--- begin RAW DATA ---
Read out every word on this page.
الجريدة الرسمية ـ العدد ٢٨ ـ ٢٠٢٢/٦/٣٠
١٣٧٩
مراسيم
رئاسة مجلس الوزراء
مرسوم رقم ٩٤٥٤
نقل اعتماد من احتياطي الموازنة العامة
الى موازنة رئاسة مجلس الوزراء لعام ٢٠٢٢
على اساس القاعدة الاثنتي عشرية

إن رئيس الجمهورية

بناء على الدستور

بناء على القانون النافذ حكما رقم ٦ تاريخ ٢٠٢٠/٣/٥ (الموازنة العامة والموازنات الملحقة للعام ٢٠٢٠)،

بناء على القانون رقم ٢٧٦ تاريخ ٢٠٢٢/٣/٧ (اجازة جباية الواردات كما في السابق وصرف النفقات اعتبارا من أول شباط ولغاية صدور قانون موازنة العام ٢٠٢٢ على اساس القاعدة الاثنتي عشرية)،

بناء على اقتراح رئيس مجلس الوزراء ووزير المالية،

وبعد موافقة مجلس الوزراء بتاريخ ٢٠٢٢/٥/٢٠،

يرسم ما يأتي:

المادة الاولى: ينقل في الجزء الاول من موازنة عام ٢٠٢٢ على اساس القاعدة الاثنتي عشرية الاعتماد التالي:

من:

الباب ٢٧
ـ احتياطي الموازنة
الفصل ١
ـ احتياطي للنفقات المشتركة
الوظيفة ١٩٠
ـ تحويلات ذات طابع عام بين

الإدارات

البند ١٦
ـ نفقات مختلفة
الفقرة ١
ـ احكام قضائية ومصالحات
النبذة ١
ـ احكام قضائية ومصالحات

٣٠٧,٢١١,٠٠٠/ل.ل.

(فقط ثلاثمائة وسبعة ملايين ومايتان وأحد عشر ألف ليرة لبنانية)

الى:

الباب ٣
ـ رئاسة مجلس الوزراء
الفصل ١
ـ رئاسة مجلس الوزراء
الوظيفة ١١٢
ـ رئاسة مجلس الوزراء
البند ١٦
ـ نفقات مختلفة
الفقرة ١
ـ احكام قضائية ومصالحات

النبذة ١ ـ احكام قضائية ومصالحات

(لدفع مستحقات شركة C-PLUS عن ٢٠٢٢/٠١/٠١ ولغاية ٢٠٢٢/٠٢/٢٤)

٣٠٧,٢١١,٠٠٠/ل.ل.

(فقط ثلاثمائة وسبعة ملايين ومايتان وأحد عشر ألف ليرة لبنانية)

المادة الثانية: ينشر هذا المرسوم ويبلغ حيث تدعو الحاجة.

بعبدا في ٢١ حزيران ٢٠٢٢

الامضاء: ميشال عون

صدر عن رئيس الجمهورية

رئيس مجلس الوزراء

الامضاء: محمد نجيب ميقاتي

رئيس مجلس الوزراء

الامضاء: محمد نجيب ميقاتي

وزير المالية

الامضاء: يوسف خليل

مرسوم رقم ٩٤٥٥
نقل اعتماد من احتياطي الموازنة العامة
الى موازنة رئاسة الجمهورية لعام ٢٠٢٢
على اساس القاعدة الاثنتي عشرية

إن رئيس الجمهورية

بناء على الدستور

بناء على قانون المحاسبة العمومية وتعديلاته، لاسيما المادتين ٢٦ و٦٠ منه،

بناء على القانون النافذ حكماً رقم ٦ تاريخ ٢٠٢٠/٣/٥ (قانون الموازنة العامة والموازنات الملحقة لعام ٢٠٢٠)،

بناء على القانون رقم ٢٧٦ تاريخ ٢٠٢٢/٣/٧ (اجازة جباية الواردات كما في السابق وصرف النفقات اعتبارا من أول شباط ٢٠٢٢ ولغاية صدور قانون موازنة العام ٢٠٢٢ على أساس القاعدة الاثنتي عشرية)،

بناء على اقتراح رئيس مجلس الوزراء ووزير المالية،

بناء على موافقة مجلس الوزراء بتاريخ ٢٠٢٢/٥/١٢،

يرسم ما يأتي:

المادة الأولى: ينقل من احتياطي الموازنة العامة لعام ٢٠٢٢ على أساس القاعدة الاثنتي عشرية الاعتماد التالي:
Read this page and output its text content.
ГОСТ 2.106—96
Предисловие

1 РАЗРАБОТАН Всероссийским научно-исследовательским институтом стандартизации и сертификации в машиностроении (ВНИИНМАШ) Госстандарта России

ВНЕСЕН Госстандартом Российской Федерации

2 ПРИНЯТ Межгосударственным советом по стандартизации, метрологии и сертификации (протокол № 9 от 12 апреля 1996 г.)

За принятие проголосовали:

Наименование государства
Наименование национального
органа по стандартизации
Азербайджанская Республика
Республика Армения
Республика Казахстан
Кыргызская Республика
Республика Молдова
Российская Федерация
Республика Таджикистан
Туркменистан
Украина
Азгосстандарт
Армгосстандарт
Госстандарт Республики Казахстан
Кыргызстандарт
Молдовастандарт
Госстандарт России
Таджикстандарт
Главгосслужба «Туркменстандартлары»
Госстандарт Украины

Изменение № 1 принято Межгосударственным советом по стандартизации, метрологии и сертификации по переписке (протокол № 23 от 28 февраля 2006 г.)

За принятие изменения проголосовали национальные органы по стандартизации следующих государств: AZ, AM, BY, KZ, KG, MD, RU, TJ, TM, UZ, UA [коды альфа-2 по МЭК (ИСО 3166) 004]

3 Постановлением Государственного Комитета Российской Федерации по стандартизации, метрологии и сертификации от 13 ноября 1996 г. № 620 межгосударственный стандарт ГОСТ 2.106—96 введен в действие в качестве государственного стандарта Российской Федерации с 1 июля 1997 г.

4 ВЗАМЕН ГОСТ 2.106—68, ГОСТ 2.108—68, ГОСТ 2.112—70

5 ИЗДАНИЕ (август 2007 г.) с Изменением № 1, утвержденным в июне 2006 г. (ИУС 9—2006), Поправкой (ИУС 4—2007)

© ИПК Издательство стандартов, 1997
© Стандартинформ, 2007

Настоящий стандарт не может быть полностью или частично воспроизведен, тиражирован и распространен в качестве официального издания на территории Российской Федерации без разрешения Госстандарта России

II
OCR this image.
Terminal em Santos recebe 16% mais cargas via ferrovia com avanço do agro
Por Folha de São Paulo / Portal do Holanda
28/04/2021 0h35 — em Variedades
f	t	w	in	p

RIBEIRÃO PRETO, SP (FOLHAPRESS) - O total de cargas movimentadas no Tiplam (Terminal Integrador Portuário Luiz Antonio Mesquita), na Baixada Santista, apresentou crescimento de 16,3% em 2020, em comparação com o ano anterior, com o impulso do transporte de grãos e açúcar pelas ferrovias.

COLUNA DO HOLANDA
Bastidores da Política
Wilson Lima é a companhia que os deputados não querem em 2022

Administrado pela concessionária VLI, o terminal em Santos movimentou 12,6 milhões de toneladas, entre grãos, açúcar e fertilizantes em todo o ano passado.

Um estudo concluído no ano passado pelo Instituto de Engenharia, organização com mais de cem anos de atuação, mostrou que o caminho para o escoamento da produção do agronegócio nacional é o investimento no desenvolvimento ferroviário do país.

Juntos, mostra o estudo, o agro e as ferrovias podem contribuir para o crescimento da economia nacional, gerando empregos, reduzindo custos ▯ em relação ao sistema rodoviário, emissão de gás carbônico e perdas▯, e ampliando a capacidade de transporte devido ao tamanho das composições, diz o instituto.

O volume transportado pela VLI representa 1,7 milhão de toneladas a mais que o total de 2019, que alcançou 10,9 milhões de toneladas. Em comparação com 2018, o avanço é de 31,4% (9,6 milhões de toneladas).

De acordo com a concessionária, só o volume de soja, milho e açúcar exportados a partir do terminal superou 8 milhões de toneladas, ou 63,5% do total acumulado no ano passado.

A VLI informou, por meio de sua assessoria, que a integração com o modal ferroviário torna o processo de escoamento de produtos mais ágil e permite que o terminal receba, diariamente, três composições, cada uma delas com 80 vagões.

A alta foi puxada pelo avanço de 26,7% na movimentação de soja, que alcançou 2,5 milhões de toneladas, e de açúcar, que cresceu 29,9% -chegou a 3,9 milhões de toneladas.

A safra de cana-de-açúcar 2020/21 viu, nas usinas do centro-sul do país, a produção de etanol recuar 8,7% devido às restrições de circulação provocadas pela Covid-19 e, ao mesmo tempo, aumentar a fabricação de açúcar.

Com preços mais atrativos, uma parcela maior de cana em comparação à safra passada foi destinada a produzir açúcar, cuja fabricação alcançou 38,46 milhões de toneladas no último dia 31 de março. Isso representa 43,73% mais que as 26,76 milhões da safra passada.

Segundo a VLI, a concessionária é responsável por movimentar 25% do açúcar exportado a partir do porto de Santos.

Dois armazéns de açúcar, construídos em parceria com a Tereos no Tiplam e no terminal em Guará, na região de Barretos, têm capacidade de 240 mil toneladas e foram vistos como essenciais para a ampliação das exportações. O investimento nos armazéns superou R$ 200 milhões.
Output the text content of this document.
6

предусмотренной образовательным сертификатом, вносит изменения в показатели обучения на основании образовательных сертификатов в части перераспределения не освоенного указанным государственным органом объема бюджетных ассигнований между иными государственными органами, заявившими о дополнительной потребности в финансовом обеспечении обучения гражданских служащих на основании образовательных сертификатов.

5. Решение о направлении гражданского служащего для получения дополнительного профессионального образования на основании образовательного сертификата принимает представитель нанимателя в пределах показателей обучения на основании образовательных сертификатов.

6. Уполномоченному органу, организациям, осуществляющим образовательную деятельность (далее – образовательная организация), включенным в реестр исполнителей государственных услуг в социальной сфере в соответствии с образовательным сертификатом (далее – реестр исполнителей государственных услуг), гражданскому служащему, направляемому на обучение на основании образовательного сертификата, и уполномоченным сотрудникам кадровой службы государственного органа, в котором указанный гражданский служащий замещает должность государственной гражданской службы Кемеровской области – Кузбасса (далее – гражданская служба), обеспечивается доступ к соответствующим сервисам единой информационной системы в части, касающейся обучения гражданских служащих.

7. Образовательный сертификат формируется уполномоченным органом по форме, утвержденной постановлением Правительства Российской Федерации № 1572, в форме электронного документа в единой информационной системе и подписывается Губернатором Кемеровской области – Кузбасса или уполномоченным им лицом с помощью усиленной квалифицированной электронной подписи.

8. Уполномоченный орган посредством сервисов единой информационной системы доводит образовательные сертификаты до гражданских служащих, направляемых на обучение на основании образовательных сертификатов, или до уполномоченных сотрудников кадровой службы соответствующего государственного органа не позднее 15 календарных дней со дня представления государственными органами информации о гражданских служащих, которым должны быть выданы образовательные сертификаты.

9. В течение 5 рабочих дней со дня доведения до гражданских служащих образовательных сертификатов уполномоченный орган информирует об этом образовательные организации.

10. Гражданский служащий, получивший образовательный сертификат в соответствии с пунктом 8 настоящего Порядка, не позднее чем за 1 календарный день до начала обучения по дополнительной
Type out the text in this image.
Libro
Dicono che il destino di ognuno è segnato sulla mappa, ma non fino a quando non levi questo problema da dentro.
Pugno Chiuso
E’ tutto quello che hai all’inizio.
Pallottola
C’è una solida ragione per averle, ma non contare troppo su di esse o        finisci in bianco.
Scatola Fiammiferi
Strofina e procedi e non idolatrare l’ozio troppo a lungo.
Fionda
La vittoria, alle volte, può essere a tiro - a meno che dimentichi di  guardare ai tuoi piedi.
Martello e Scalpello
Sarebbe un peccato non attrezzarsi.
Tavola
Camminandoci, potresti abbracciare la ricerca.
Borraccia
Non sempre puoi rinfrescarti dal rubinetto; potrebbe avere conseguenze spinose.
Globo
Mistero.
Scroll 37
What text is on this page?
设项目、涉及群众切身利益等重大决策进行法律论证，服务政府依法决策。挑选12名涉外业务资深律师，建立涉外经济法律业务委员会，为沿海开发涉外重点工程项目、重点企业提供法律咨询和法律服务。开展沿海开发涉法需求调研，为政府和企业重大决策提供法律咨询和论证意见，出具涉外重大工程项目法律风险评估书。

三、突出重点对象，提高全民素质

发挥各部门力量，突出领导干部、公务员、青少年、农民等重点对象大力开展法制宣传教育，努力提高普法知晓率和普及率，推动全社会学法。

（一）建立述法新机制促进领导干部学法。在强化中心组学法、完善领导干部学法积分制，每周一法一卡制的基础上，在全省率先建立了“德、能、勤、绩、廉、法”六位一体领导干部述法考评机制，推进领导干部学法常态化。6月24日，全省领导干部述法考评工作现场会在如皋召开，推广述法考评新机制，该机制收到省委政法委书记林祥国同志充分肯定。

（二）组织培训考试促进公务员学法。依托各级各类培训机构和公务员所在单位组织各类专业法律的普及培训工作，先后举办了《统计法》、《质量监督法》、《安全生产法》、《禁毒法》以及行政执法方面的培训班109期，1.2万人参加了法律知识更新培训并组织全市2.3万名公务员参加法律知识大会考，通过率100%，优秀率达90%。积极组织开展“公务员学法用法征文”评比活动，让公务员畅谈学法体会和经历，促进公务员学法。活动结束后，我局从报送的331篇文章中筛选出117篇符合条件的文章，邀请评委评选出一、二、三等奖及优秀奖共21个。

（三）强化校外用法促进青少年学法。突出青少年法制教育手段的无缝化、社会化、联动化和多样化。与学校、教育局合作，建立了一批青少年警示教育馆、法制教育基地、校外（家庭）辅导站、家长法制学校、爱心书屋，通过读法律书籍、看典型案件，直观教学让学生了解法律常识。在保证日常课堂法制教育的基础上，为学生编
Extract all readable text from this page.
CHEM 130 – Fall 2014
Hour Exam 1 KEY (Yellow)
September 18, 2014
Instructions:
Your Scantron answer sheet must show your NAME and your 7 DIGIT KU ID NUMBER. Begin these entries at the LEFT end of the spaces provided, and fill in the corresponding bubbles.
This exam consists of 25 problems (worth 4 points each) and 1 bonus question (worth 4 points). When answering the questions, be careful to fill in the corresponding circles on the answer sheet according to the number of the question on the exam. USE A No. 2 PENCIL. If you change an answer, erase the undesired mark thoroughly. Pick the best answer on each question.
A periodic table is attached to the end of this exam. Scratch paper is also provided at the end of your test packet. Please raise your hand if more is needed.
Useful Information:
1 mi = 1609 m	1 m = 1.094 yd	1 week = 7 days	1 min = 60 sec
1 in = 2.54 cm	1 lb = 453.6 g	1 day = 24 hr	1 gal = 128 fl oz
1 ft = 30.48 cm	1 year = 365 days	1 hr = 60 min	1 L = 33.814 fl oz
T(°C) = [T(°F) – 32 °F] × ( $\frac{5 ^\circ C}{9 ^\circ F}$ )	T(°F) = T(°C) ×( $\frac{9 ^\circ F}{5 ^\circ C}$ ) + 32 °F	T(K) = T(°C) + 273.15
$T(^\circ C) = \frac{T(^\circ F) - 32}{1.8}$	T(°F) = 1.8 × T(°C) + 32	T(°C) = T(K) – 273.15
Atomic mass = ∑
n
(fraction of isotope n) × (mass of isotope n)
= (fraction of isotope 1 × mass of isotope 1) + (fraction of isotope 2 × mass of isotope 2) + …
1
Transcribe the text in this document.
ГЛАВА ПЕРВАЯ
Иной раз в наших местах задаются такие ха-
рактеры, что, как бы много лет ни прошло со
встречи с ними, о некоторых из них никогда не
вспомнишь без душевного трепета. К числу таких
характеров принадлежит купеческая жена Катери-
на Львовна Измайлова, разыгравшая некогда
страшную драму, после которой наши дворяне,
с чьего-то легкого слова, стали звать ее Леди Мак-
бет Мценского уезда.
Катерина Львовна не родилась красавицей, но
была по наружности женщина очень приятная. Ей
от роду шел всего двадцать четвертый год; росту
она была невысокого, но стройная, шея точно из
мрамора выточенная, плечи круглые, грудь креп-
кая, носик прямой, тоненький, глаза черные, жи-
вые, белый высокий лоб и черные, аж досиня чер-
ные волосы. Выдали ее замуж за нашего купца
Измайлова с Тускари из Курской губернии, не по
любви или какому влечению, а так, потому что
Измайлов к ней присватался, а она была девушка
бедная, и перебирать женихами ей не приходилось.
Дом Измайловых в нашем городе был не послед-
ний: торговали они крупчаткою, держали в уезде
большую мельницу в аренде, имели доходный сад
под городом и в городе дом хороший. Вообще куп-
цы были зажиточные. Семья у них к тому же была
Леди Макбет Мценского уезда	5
--- end RAW DATA ---
Which lines hold the string "موافقة"? Copy all of them from the data above.

وبعد موافقة مجلس الوزراء بتاريخ ٢٠٢٢/٥/٢٠،
بناء على موافقة مجلس الوزراء بتاريخ ٢٠٢٢/٥/١٢،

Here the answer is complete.